> _Aufgabe_: Schreiben Sie aus dem Textabschnitt über die China-Politik des Kanzleramts die Passage wortgetreu ab, beginnend mit „Seine Reise nach“ und weiter bis einschließlich „Zusage bleibt aus.“.

> _Textabschnitt_:
※

Seine Reise nach China im November 2022 war ein Statement, das ihm nicht geschadet hat. Und die lange Zeit, die er im Frühjahr 2024 der Weltmacht einräumt, ebenfalls nicht. Politisch ist für das Kanzleramt ganz klar: Es wird kein Ende des Krieges in der Ukraine ohne die Chinesen geben. Präsident Xi Jinping ist der Einzige, der Einfluss auf Russlands Präsident Wladimir Putin hat. Die beiden autokratis­chen Herrscher stehen sich nahe, die Chinesen unterstütz­en die Russen mit Gütern, die umstritten sind. Aber in der Lesart der KanzlerDel­egation nutzt den Chinesen der Krieg auch nichts, sondern stört auf lange Sicht auch die wirtschaft­spolitisch­en Interessen Pekings. Ein eindeutige­s Bekenntnis Chinas zu einer Beteiligun­g an der im Juni in der Schweiz geplanten Friedensko­nferenz gibt es allerdings nicht. Viele Lippenbeke­nntnisse, eine konkrete Zusage bleibt aus.

※

> _Vorliegende Daten_:

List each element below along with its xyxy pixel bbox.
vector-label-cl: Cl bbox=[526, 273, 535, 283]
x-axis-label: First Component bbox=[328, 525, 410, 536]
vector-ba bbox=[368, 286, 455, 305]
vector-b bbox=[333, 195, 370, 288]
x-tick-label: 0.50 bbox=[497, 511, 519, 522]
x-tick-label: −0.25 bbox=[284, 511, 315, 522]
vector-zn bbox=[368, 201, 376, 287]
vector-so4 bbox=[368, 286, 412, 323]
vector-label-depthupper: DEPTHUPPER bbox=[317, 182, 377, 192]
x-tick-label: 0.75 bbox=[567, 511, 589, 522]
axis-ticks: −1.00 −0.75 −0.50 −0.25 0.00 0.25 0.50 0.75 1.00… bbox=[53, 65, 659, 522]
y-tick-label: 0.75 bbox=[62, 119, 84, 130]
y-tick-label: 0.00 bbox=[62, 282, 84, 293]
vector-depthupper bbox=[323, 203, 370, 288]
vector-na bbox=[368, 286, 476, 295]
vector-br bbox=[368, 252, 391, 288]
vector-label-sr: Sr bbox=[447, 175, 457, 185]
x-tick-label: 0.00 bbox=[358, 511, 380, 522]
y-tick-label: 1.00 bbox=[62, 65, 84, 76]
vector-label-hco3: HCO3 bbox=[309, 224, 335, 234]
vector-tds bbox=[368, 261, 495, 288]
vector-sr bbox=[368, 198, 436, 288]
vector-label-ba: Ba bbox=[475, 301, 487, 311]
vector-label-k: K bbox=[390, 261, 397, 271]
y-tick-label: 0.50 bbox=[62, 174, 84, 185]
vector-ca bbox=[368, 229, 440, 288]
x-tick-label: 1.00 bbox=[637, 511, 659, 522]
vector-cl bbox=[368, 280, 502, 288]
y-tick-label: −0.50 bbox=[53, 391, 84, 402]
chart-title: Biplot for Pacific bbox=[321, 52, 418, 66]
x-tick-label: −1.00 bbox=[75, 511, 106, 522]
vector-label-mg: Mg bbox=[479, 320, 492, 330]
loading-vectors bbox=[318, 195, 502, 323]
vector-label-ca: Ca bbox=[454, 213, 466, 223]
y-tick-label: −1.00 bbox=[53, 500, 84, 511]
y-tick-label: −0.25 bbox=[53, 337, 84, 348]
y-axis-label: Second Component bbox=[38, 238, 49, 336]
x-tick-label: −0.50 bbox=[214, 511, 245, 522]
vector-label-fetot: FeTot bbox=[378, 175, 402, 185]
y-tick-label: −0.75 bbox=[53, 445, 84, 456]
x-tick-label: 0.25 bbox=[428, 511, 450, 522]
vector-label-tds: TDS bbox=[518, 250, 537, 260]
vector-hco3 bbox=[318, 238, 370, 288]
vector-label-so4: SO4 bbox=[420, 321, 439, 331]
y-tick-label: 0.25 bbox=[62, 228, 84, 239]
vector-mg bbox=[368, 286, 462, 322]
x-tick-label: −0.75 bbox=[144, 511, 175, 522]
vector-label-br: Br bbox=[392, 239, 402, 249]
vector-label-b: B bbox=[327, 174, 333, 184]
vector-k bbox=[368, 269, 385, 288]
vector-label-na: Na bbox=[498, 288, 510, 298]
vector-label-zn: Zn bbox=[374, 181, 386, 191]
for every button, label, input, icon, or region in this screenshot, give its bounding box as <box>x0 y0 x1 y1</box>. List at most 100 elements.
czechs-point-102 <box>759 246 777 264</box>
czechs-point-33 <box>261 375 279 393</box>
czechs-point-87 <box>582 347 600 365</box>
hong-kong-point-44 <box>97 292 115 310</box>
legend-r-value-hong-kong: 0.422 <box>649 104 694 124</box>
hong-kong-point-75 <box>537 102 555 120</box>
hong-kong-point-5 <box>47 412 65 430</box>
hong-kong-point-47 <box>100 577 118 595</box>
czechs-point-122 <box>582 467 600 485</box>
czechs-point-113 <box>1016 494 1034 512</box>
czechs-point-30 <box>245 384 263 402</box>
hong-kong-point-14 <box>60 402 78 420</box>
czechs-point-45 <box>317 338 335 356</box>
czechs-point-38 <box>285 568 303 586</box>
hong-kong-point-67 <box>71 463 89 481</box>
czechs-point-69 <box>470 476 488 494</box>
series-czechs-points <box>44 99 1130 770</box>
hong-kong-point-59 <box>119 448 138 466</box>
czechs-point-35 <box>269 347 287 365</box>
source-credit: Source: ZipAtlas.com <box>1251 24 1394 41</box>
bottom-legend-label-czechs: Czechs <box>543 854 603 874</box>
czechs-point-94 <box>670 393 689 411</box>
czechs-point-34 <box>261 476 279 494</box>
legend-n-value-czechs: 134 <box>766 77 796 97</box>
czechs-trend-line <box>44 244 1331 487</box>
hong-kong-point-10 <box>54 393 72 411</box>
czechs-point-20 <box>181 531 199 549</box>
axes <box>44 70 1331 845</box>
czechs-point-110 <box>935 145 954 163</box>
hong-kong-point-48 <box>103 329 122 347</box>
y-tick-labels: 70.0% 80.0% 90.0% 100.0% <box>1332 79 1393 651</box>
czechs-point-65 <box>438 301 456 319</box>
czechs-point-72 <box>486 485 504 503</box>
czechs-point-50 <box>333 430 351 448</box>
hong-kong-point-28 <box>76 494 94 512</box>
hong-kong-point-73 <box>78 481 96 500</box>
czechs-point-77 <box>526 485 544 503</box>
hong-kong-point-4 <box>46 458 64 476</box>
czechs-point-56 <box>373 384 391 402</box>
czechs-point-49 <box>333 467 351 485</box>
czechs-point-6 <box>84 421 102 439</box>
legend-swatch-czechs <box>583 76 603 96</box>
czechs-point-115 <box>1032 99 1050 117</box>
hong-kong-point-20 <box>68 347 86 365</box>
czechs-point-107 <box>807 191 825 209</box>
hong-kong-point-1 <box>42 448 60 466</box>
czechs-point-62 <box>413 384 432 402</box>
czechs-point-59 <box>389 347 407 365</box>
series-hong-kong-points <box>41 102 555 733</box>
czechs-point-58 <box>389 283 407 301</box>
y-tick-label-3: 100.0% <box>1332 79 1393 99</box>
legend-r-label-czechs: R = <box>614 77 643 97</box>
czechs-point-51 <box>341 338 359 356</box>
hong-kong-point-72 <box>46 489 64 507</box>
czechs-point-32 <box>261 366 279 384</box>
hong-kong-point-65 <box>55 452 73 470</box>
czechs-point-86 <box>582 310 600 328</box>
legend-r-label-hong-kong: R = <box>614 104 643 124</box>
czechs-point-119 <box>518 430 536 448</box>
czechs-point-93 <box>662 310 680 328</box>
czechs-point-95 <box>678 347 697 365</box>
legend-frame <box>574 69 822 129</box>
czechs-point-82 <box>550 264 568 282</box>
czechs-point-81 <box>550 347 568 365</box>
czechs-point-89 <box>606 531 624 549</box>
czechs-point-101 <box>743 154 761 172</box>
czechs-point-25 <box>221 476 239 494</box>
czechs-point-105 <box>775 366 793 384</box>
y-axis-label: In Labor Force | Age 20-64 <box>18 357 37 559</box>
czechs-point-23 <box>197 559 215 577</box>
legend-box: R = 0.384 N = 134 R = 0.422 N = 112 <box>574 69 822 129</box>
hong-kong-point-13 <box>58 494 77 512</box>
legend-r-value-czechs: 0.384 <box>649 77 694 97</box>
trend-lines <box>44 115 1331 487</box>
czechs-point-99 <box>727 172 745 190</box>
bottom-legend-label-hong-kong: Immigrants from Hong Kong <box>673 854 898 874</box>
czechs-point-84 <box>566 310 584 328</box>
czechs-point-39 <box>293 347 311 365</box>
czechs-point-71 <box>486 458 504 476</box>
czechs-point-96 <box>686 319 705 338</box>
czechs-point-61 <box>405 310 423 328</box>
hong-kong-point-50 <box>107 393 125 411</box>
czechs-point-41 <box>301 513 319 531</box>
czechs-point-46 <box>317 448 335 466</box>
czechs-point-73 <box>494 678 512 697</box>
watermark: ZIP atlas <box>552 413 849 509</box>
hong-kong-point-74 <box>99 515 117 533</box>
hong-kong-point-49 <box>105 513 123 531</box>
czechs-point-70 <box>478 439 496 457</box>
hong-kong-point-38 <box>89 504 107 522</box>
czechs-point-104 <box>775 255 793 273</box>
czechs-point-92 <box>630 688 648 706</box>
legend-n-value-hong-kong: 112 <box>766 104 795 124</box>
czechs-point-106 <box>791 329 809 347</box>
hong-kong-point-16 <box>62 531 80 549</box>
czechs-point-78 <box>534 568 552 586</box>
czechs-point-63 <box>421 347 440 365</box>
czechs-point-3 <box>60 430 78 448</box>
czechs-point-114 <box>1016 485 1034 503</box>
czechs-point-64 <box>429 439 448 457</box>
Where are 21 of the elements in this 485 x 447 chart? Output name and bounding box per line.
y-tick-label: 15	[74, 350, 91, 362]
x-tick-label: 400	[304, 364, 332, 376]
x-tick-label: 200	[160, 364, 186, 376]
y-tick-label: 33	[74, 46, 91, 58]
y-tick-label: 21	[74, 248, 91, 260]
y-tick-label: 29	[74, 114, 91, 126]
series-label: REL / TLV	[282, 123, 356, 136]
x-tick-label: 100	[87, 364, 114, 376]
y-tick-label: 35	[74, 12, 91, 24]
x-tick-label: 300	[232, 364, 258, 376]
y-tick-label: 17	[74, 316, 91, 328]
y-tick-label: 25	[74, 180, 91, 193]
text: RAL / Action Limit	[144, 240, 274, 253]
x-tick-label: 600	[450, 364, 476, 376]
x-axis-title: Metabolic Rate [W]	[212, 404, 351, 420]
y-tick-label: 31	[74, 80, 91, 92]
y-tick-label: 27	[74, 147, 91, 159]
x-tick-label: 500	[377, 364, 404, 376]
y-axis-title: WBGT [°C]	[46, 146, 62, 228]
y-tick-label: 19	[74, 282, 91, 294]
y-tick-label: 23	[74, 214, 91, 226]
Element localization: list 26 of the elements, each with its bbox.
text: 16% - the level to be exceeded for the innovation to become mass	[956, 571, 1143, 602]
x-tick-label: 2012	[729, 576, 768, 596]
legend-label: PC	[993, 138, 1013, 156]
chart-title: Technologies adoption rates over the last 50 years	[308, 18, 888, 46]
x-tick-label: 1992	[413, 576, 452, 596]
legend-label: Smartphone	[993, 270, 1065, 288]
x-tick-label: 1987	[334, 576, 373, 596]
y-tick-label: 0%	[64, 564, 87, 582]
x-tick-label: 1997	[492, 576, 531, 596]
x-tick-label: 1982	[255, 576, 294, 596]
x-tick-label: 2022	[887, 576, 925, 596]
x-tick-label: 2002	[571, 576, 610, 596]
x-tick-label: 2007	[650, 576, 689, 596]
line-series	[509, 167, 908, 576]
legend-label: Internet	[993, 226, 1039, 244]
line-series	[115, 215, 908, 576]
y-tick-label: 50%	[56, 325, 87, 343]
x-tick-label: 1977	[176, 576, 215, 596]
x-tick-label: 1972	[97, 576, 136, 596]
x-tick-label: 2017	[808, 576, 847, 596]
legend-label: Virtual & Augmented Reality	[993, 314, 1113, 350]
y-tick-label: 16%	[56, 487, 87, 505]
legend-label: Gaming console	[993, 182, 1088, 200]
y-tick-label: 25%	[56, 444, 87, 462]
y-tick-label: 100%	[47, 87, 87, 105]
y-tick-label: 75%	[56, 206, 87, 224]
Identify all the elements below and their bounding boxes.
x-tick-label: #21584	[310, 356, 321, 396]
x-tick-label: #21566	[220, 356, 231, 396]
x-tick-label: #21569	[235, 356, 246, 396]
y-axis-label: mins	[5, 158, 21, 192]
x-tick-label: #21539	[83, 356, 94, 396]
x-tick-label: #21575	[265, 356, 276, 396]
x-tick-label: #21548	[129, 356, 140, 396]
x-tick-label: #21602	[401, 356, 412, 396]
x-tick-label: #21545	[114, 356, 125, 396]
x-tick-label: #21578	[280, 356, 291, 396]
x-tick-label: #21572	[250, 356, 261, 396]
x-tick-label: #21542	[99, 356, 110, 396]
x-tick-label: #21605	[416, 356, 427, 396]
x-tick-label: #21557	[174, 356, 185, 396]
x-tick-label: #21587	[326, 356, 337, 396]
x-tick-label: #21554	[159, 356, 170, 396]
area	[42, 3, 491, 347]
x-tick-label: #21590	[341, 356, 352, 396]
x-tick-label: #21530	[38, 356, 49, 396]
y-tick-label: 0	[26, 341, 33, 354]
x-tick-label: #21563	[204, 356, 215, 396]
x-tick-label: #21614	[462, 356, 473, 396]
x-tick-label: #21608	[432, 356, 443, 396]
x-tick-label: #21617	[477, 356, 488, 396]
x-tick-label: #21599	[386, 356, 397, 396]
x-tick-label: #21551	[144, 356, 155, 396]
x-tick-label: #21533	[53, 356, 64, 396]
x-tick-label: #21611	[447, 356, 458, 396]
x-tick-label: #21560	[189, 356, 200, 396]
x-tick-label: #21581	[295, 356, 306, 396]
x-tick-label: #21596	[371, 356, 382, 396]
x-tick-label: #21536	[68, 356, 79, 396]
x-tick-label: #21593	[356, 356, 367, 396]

※

> _Lösung_:
Seine Reise nach China im November 2022 war ein Statement, das ihm nicht geschadet hat. Und die lange Zeit, die er im Frühjahr 2024 der Weltmacht einräumt, ebenfalls nicht. Politisch ist für das Kanzleramt ganz klar: Es wird kein Ende des Krieges in der Ukraine ohne die Chinesen geben. Präsident Xi Jinping ist der Einzige, der Einfluss auf Russlands Präsident Wladimir Putin hat. Die beiden autokratis­chen Herrscher stehen sich nahe, die Chinesen unterstütz­en die Russen mit Gütern, die umstritten sind. Aber in der Lesart der KanzlerDel­egation nutzt den Chinesen der Krieg auch nichts, sondern stört auf lange Sicht auch die wirtschaft­spolitisch­en Interessen Pekings. Ein eindeutige­s Bekenntnis Chinas zu einer Beteiligun­g an der im Juni in der Schweiz geplanten Friedensko­nferenz gibt es allerdings nicht. Viele Lippenbeke­nntnisse, eine konkrete Zusage bleibt aus.